(Dataset records)
┄┄┄┄┄┄┄┄┄┄
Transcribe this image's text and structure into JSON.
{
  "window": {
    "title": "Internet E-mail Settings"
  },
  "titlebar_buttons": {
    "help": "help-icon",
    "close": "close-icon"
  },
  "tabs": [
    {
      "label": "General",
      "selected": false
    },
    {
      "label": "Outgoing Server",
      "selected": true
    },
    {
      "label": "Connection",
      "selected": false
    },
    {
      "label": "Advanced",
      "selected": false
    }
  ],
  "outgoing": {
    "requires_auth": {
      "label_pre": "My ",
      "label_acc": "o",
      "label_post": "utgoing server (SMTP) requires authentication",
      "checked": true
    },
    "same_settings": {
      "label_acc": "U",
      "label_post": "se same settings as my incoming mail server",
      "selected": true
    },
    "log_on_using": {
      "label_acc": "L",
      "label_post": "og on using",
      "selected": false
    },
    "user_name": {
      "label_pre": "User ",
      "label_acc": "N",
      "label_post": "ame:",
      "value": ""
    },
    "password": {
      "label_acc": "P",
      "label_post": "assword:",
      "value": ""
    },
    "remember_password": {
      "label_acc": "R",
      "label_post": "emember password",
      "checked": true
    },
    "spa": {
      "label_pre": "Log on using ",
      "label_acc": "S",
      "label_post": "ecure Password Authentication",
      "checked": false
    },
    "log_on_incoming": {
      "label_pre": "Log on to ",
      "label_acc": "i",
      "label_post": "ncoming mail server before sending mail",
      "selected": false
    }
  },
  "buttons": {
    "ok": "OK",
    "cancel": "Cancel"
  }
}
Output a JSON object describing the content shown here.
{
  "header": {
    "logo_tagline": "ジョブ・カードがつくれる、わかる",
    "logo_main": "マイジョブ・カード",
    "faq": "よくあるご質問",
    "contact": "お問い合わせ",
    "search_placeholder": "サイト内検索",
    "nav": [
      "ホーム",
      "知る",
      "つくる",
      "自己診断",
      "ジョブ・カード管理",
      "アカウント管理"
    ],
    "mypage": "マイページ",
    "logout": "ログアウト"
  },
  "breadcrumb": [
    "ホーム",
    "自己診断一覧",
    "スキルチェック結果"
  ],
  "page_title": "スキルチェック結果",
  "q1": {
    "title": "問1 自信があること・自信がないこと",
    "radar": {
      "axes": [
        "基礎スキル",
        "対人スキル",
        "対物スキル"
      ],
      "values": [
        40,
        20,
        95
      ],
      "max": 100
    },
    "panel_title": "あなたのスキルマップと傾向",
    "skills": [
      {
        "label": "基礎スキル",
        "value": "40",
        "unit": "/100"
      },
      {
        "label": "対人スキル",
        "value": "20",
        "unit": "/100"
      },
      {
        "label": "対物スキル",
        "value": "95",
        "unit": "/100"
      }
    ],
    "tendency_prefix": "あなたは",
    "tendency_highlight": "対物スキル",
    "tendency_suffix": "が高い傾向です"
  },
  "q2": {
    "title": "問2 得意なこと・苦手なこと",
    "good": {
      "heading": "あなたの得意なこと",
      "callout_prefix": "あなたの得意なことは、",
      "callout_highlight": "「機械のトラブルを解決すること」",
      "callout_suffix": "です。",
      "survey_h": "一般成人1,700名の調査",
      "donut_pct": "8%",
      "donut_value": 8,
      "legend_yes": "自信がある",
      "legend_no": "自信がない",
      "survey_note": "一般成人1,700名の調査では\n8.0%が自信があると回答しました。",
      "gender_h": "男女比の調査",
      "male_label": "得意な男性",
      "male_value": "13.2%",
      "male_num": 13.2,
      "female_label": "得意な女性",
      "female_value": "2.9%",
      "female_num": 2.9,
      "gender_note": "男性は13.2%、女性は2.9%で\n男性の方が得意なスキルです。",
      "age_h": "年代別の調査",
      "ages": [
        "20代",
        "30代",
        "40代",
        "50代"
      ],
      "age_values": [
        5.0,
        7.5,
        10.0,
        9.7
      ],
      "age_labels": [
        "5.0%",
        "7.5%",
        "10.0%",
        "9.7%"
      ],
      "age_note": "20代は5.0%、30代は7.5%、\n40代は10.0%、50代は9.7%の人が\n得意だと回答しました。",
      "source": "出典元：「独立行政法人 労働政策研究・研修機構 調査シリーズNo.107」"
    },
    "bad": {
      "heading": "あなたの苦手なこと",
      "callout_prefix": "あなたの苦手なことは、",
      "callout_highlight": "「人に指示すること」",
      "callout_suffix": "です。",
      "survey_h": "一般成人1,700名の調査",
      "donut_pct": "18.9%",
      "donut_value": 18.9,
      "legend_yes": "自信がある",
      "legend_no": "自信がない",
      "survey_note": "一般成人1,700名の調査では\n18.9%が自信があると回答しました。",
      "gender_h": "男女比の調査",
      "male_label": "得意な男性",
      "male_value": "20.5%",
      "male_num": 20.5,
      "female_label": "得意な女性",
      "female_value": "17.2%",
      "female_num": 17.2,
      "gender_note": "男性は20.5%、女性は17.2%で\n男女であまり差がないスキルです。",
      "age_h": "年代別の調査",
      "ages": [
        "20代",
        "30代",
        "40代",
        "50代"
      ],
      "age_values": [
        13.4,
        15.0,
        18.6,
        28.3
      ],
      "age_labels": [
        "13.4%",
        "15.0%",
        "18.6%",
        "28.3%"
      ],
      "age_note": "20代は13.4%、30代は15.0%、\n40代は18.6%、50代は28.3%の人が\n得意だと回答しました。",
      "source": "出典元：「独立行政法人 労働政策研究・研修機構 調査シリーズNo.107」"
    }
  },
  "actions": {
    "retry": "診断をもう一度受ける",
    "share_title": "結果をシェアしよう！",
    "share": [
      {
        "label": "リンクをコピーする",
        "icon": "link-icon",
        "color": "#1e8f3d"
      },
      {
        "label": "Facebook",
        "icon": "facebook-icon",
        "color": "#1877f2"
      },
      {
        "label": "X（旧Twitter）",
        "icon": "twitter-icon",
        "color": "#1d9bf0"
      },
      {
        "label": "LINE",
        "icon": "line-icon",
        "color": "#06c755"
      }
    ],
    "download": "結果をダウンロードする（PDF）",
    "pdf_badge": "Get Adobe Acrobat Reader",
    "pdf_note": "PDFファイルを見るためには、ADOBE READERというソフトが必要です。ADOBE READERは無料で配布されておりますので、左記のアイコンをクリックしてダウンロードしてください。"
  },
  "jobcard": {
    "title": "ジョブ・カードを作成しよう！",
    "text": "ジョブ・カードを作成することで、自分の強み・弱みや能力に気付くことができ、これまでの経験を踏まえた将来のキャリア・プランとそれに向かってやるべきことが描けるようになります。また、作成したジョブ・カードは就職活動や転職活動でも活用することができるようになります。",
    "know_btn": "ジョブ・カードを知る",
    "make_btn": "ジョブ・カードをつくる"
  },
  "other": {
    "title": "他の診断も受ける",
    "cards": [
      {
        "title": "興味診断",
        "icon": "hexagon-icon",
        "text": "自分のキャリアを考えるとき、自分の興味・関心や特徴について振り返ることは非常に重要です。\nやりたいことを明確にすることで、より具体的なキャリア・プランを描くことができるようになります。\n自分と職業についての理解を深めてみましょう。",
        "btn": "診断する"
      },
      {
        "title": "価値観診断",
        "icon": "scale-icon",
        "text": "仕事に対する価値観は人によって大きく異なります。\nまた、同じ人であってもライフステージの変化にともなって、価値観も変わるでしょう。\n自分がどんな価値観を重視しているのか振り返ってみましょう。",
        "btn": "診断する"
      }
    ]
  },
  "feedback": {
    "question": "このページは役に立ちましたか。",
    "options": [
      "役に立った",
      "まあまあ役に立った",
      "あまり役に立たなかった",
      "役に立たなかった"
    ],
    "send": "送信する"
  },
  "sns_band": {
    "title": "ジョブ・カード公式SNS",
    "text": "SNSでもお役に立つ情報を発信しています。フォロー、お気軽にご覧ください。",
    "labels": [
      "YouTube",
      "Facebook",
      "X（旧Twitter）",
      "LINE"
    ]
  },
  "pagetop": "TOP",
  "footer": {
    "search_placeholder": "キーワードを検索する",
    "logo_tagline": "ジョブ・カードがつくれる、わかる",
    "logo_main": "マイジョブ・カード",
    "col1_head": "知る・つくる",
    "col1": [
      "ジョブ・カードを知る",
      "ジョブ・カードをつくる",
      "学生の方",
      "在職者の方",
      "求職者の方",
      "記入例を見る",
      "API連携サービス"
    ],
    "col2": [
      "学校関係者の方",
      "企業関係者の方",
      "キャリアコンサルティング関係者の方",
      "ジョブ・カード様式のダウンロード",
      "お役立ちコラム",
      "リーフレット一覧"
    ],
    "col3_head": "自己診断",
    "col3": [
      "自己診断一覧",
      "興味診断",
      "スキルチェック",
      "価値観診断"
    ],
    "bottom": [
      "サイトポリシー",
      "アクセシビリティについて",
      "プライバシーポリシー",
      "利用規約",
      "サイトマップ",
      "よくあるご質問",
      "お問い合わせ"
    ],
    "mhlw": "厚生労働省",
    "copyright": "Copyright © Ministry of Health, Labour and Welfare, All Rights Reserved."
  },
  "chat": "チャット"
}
┄┄┄┄┄┄┄┄┄┄
Required task: Wherever "text" shows up in a line, copy that line.

Solution to this exercise:
Transcribe this image's text and structure into JSON.
    "text": "ジョブ・カードを作成することで、自分の強み・弱みや能力に気付くことができ、これまでの経験を踏まえた将来のキャリア・プランとそれに向かってやるべきことが描けるようになります。また、作成したジョブ・カードは就職活動や転職活動でも活用することができるようになります。",
        "text": "自分のキャリアを考えるとき、自分の興味・関心や特徴について振り返ることは非常に重要です。\nやりたいことを明確にすることで、より具体的なキャリア・プランを描くことができるようになります。\n自分と職業についての理解を深めてみましょう。",
        "text": "仕事に対する価値観は人によって大きく異なります。\nまた、同じ人であってもライフステージの変化にともなって、価値観も変わるでしょう。\n自分がどんな価値観を重視しているのか振り返ってみましょう。",
    "text": "SNSでもお役に立つ情報を発信しています。フォロー、お気軽にご覧ください。",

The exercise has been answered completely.